The exercise >> All entries are to be given again verbatim.

Dataset >>
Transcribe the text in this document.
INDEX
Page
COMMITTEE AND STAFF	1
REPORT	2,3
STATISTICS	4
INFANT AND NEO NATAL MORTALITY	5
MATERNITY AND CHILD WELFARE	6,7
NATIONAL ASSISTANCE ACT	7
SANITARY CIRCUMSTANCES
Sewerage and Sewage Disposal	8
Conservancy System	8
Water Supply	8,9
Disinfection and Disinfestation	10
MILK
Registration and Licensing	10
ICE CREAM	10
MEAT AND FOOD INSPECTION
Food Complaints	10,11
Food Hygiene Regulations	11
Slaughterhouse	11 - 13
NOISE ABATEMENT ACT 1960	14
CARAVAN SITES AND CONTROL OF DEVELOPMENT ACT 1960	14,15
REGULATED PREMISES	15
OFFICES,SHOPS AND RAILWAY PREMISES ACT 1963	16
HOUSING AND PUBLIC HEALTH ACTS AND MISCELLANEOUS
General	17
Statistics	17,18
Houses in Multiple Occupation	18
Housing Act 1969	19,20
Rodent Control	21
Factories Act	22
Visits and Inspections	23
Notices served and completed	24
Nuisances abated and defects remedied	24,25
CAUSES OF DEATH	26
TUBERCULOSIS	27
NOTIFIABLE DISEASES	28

Reply >>
Transcribe the text in this document.
INDEX
Page
COMMITTEE AND STAFF	1
REPORT	2,3
STATISTICS	4
INFANT AND NEO NATAL MORTALITY	5
MATERNITY AND CHILD WELFARE	6,7
NATIONAL ASSISTANCE ACT	7
SANITARY CIRCUMSTANCES
Sewerage and Sewage Disposal	8
Conservancy System	8
Water Supply	8,9
Disinfection and Disinfestation	10
MILK
Registration and Licensing	10
ICE CREAM	10
MEAT AND FOOD INSPECTION
Food Complaints	10,11
Food Hygiene Regulations	11
Slaughterhouse	11 - 13
NOISE ABATEMENT ACT 1960	14
CARAVAN SITES AND CONTROL OF DEVELOPMENT ACT 1960	14,15
REGULATED PREMISES	15
OFFICES,SHOPS AND RAILWAY PREMISES ACT 1963	16
HOUSING AND PUBLIC HEALTH ACTS AND MISCELLANEOUS
General	17
Statistics	17,18
Houses in Multiple Occupation	18
Housing Act 1969	19,20
Rodent Control	21
Factories Act	22
Visits and Inspections	23
Notices served and completed	24
Nuisances abated and defects remedied	24,25
CAUSES OF DEATH	26
TUBERCULOSIS	27
NOTIFIABLE DISEASES	28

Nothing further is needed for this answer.